>>>

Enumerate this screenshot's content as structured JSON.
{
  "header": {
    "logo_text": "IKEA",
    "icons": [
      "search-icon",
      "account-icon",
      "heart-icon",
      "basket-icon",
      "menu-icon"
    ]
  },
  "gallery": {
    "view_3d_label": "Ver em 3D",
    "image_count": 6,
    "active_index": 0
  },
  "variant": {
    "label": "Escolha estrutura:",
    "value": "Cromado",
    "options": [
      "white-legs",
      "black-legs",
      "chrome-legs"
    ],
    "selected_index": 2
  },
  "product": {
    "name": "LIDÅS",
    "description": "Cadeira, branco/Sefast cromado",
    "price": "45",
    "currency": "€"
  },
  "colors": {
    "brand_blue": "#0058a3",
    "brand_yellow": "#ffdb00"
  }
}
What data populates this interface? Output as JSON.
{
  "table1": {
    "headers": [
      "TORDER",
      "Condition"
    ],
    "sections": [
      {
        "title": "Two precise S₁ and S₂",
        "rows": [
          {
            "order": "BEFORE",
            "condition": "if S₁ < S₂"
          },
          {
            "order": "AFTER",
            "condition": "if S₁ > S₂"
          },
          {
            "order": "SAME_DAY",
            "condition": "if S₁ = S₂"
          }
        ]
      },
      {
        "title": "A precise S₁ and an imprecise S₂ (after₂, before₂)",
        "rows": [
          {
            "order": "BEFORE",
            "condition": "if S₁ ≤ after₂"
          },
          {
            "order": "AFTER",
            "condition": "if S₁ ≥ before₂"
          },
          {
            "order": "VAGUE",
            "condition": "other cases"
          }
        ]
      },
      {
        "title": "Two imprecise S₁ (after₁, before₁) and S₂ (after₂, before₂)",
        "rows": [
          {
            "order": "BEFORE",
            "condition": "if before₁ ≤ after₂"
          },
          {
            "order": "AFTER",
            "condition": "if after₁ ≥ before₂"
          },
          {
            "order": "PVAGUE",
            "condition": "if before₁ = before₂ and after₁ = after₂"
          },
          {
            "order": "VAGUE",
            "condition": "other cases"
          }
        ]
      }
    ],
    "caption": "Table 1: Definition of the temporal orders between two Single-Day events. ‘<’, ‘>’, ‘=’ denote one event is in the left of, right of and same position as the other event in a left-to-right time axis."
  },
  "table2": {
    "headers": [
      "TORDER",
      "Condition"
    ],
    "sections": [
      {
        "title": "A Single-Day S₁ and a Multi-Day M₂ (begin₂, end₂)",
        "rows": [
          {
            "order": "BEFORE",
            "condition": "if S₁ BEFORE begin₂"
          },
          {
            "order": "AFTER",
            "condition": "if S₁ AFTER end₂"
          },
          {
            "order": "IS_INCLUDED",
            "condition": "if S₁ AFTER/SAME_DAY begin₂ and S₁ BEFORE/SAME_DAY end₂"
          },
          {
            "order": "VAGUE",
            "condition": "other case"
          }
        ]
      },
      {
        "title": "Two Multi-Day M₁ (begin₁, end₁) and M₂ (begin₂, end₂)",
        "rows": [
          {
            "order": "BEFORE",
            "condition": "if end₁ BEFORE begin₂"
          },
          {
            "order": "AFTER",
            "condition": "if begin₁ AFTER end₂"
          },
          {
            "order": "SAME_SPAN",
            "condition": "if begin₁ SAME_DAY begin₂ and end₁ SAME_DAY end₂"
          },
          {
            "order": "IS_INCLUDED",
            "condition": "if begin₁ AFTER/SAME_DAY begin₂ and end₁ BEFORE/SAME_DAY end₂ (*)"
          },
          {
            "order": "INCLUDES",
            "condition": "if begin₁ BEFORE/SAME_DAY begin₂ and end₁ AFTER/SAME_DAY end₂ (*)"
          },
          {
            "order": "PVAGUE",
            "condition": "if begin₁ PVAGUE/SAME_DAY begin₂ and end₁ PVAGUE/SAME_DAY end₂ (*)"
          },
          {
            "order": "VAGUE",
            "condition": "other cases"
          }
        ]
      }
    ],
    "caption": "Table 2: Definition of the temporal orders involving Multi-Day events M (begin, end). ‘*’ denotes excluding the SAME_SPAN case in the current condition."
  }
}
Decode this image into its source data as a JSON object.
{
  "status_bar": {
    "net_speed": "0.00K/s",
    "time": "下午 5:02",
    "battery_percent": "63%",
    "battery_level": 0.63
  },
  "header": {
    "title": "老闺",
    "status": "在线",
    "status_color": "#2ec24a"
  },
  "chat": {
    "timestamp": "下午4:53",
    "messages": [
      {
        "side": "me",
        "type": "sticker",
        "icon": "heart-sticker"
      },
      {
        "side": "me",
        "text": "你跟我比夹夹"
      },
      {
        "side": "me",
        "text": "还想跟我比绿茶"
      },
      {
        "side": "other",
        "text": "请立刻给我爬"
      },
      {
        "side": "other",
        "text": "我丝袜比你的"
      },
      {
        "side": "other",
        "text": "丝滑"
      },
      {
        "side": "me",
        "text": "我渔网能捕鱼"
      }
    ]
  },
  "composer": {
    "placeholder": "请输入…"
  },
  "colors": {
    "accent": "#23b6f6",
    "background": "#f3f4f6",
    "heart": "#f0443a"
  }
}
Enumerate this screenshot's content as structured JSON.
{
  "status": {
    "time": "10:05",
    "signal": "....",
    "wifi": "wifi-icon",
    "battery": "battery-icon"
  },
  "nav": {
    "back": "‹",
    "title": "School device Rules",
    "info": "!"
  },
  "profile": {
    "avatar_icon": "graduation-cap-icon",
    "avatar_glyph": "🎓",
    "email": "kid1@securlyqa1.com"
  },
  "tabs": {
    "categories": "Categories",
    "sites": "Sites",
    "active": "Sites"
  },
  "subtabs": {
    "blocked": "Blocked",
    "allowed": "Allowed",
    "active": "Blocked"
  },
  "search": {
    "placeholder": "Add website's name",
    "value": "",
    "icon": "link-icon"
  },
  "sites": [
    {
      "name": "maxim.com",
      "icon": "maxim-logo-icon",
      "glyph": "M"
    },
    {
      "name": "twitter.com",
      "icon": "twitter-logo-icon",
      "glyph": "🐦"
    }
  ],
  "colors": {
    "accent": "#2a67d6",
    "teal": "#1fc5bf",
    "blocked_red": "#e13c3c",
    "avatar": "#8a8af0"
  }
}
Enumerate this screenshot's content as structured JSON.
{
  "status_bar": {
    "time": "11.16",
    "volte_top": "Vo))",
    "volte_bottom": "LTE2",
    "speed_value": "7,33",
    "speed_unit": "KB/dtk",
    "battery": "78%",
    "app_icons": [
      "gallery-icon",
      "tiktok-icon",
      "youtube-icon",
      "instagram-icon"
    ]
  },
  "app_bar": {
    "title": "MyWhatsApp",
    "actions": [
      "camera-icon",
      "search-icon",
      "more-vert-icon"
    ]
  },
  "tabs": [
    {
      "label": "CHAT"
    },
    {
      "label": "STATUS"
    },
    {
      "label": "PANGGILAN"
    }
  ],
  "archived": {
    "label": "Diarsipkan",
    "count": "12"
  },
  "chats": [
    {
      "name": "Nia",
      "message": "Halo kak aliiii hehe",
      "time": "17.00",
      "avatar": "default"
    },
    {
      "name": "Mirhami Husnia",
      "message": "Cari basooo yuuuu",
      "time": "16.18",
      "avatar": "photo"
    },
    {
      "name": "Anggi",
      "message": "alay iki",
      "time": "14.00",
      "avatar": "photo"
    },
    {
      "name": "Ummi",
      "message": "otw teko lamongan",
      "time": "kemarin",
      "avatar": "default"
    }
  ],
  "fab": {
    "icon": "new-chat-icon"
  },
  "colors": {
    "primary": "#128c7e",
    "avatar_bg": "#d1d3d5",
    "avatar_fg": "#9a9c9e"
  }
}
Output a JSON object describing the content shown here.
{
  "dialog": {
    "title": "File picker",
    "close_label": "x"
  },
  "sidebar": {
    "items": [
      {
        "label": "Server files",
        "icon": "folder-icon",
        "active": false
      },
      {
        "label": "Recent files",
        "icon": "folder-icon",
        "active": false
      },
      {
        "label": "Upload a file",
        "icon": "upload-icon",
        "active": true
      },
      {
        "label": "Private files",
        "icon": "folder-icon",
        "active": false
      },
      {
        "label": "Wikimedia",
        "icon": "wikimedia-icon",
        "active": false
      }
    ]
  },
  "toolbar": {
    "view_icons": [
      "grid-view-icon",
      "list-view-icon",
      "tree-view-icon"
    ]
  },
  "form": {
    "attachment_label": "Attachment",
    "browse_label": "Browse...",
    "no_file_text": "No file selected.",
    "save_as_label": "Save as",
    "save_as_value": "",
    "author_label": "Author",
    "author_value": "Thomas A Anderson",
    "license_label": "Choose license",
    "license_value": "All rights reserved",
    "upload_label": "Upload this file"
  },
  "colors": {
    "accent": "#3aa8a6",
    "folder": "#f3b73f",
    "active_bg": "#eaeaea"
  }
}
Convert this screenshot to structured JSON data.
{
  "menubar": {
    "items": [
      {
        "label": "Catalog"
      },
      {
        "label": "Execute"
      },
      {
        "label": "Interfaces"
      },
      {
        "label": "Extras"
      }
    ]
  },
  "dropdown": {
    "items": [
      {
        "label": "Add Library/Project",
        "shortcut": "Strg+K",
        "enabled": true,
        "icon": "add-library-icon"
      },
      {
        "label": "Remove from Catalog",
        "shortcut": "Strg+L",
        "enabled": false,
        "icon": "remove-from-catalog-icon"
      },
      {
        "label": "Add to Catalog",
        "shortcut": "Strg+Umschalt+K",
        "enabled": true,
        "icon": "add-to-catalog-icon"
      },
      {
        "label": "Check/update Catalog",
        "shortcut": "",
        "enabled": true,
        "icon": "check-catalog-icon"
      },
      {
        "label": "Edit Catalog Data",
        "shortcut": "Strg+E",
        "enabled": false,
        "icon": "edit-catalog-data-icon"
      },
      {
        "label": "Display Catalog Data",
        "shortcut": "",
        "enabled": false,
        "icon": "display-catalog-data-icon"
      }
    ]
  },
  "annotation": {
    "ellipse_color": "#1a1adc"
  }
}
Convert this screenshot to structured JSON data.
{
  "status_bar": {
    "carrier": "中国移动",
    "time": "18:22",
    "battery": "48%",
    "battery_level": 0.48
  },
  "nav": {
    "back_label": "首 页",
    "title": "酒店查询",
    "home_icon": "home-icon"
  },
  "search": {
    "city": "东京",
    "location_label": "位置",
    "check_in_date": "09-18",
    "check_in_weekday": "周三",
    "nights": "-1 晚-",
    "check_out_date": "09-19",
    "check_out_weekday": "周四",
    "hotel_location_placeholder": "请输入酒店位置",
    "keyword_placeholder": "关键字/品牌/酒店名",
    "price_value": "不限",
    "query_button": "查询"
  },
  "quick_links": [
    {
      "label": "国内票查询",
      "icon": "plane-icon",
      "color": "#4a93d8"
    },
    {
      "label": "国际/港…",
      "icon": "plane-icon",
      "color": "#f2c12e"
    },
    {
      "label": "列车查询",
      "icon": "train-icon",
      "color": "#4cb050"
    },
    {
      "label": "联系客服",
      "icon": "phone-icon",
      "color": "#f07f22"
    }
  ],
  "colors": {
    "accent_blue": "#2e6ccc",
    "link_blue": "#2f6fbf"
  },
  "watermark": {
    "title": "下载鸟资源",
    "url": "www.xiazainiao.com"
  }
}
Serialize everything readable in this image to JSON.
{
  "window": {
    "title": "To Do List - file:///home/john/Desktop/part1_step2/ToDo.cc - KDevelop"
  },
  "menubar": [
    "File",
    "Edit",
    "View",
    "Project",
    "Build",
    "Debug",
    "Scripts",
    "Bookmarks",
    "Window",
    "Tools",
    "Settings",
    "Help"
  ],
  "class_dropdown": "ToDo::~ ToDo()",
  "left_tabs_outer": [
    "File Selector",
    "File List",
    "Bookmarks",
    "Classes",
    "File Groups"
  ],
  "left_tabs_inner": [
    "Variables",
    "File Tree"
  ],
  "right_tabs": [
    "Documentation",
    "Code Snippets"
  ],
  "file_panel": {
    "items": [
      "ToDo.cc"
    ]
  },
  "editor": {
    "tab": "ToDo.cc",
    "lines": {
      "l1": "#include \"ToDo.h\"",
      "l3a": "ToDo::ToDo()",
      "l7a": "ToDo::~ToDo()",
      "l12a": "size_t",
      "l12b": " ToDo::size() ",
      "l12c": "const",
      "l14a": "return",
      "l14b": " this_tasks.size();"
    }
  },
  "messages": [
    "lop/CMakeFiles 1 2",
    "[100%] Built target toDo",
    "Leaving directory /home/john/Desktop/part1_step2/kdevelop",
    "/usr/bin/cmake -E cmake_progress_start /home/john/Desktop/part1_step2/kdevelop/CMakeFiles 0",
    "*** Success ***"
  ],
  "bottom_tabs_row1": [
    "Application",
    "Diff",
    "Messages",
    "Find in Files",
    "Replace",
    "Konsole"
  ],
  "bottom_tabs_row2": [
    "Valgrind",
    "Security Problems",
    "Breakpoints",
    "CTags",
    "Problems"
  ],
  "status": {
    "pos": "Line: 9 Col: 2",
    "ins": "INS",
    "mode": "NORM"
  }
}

<<<

Everything from the line containing "Serialize everything readable" to the end of the data above should be quoted exactly, please, both ends included, and nothing outside that span.

* OUTPUT FOR THIS EXERCISE:
Serialize everything readable in this image to JSON.
{
  "window": {
    "title": "To Do List - file:///home/john/Desktop/part1_step2/ToDo.cc - KDevelop"
  },
  "menubar": [
    "File",
    "Edit",
    "View",
    "Project",
    "Build",
    "Debug",
    "Scripts",
    "Bookmarks",
    "Window",
    "Tools",
    "Settings",
    "Help"
  ],
  "class_dropdown": "ToDo::~ ToDo()",
  "left_tabs_outer": [
    "File Selector",
    "File List",
    "Bookmarks",
    "Classes",
    "File Groups"
  ],
  "left_tabs_inner": [
    "Variables",
    "File Tree"
  ],
  "right_tabs": [
    "Documentation",
    "Code Snippets"
  ],
  "file_panel": {
    "items": [
      "ToDo.cc"
    ]
  },
  "editor": {
    "tab": "ToDo.cc",
    "lines": {
      "l1": "#include \"ToDo.h\"",
      "l3a": "ToDo::ToDo()",
      "l7a": "ToDo::~ToDo()",
      "l12a": "size_t",
      "l12b": " ToDo::size() ",
      "l12c": "const",
      "l14a": "return",
      "l14b": " this_tasks.size();"
    }
  },
  "messages": [
    "lop/CMakeFiles 1 2",
    "[100%] Built target toDo",
    "Leaving directory /home/john/Desktop/part1_step2/kdevelop",
    "/usr/bin/cmake -E cmake_progress_start /home/john/Desktop/part1_step2/kdevelop/CMakeFiles 0",
    "*** Success ***"
  ],
  "bottom_tabs_row1": [
    "Application",
    "Diff",
    "Messages",
    "Find in Files",
    "Replace",
    "Konsole"
  ],
  "bottom_tabs_row2": [
    "Valgrind",
    "Security Problems",
    "Breakpoints",
    "CTags",
    "Problems"
  ],
  "status": {
    "pos": "Line: 9 Col: 2",
    "ins": "INS",
    "mode": "NORM"
  }
}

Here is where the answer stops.